### Data listing
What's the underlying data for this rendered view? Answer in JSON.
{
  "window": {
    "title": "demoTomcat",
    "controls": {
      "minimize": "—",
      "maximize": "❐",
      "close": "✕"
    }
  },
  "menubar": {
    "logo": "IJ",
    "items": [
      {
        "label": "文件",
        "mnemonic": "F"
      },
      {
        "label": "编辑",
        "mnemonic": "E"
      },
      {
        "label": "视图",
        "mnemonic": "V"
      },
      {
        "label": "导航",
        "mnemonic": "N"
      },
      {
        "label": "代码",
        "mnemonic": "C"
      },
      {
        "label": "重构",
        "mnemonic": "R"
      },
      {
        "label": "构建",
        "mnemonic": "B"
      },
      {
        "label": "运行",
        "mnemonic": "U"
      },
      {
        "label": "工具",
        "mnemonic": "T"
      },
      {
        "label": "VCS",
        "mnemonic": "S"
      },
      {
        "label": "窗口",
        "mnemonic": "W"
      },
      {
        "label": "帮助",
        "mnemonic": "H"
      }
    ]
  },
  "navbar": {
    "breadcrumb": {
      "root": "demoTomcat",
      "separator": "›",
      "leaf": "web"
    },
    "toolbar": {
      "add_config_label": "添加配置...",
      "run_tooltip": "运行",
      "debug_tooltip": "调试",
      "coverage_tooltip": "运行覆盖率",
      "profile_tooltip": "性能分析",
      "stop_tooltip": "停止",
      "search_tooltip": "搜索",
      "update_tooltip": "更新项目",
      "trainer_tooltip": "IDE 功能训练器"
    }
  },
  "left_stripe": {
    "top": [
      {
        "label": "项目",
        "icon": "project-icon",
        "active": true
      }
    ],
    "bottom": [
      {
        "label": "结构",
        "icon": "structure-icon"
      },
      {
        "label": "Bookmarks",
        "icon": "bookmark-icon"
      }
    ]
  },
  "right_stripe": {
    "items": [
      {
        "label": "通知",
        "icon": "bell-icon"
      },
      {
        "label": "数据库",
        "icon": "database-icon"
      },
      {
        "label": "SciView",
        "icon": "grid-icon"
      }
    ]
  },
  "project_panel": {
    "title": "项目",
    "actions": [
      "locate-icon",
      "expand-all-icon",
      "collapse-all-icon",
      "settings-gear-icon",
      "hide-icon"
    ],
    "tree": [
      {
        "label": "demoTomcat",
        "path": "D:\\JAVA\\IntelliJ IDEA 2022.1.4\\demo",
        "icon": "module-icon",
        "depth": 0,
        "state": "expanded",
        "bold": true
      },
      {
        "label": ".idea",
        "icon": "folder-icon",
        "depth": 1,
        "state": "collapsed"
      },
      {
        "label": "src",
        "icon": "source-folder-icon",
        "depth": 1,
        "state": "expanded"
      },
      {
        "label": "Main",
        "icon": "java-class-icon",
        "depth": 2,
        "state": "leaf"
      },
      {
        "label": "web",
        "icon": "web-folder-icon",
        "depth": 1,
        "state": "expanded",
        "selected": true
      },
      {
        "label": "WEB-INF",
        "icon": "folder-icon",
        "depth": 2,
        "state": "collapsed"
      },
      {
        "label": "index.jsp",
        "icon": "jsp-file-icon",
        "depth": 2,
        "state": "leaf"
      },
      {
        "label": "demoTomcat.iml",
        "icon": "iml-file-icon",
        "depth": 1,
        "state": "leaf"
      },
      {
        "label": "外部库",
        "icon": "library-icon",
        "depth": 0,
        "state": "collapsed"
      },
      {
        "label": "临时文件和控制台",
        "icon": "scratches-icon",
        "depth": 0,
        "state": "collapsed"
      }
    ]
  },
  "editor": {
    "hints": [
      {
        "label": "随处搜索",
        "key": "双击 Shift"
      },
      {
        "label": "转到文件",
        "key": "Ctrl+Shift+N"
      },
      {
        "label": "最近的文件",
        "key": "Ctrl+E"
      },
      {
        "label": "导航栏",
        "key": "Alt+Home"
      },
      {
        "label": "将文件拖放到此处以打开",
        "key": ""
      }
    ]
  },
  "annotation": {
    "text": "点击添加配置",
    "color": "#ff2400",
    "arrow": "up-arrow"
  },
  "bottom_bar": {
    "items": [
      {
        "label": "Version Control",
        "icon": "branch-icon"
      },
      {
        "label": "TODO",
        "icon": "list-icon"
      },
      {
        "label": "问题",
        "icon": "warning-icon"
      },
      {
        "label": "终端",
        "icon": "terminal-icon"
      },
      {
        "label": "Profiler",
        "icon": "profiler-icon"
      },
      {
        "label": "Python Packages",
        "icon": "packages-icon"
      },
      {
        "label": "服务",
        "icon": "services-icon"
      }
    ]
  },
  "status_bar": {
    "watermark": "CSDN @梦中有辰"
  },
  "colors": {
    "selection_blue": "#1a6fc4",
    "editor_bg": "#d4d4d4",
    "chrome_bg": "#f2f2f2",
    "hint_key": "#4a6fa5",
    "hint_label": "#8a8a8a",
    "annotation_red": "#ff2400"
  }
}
######
Repeat the material above in full, quoting it exactly.

What's the underlying data for this rendered view? Answer in JSON.
{
  "window": {
    "title": "demoTomcat",
    "controls": {
      "minimize": "—",
      "maximize": "❐",
      "close": "✕"
    }
  },
  "menubar": {
    "logo": "IJ",
    "items": [
      {
        "label": "文件",
        "mnemonic": "F"
      },
      {
        "label": "编辑",
        "mnemonic": "E"
      },
      {
        "label": "视图",
        "mnemonic": "V"
      },
      {
        "label": "导航",
        "mnemonic": "N"
      },
      {
        "label": "代码",
        "mnemonic": "C"
      },
      {
        "label": "重构",
        "mnemonic": "R"
      },
      {
        "label": "构建",
        "mnemonic": "B"
      },
      {
        "label": "运行",
        "mnemonic": "U"
      },
      {
        "label": "工具",
        "mnemonic": "T"
      },
      {
        "label": "VCS",
        "mnemonic": "S"
      },
      {
        "label": "窗口",
        "mnemonic": "W"
      },
      {
        "label": "帮助",
        "mnemonic": "H"
      }
    ]
  },
  "navbar": {
    "breadcrumb": {
      "root": "demoTomcat",
      "separator": "›",
      "leaf": "web"
    },
    "toolbar": {
      "add_config_label": "添加配置...",
      "run_tooltip": "运行",
      "debug_tooltip": "调试",
      "coverage_tooltip": "运行覆盖率",
      "profile_tooltip": "性能分析",
      "stop_tooltip": "停止",
      "search_tooltip": "搜索",
      "update_tooltip": "更新项目",
      "trainer_tooltip": "IDE 功能训练器"
    }
  },
  "left_stripe": {
    "top": [
      {
        "label": "项目",
        "icon": "project-icon",
        "active": true
      }
    ],
    "bottom": [
      {
        "label": "结构",
        "icon": "structure-icon"
      },
      {
        "label": "Bookmarks",
        "icon": "bookmark-icon"
      }
    ]
  },
  "right_stripe": {
    "items": [
      {
        "label": "通知",
        "icon": "bell-icon"
      },
      {
        "label": "数据库",
        "icon": "database-icon"
      },
      {
        "label": "SciView",
        "icon": "grid-icon"
      }
    ]
  },
  "project_panel": {
    "title": "项目",
    "actions": [
      "locate-icon",
      "expand-all-icon",
      "collapse-all-icon",
      "settings-gear-icon",
      "hide-icon"
    ],
    "tree": [
      {
        "label": "demoTomcat",
        "path": "D:\\JAVA\\IntelliJ IDEA 2022.1.4\\demo",
        "icon": "module-icon",
        "depth": 0,
        "state": "expanded",
        "bold": true
      },
      {
        "label": ".idea",
        "icon": "folder-icon",
        "depth": 1,
        "state": "collapsed"
      },
      {
        "label": "src",
        "icon": "source-folder-icon",
        "depth": 1,
        "state": "expanded"
      },
      {
        "label": "Main",
        "icon": "java-class-icon",
        "depth": 2,
        "state": "leaf"
      },
      {
        "label": "web",
        "icon": "web-folder-icon",
        "depth": 1,
        "state": "expanded",
        "selected": true
      },
      {
        "label": "WEB-INF",
        "icon": "folder-icon",
        "depth": 2,
        "state": "collapsed"
      },
      {
        "label": "index.jsp",
        "icon": "jsp-file-icon",
        "depth": 2,
        "state": "leaf"
      },
      {
        "label": "demoTomcat.iml",
        "icon": "iml-file-icon",
        "depth": 1,
        "state": "leaf"
      },
      {
        "label": "外部库",
        "icon": "library-icon",
        "depth": 0,
        "state": "collapsed"
      },
      {
        "label": "临时文件和控制台",
        "icon": "scratches-icon",
        "depth": 0,
        "state": "collapsed"
      }
    ]
  },
  "editor": {
    "hints": [
      {
        "label": "随处搜索",
        "key": "双击 Shift"
      },
      {
        "label": "转到文件",
        "key": "Ctrl+Shift+N"
      },
      {
        "label": "最近的文件",
        "key": "Ctrl+E"
      },
      {
        "label": "导航栏",
        "key": "Alt+Home"
      },
      {
        "label": "将文件拖放到此处以打开",
        "key": ""
      }
    ]
  },
  "annotation": {
    "text": "点击添加配置",
    "color": "#ff2400",
    "arrow": "up-arrow"
  },
  "bottom_bar": {
    "items": [
      {
        "label": "Version Control",
        "icon": "branch-icon"
      },
      {
        "label": "TODO",
        "icon": "list-icon"
      },
      {
        "label": "问题",
        "icon": "warning-icon"
      },
      {
        "label": "终端",
        "icon": "terminal-icon"
      },
      {
        "label": "Profiler",
        "icon": "profiler-icon"
      },
      {
        "label": "Python Packages",
        "icon": "packages-icon"
      },
      {
        "label": "服务",
        "icon": "services-icon"
      }
    ]
  },
  "status_bar": {
    "watermark": "CSDN @梦中有辰"
  },
  "colors": {
    "selection_blue": "#1a6fc4",
    "editor_bg": "#d4d4d4",
    "chrome_bg": "#f2f2f2",
    "hint_key": "#4a6fa5",
    "hint_label": "#8a8a8a",
    "annotation_red": "#ff2400"
  }
}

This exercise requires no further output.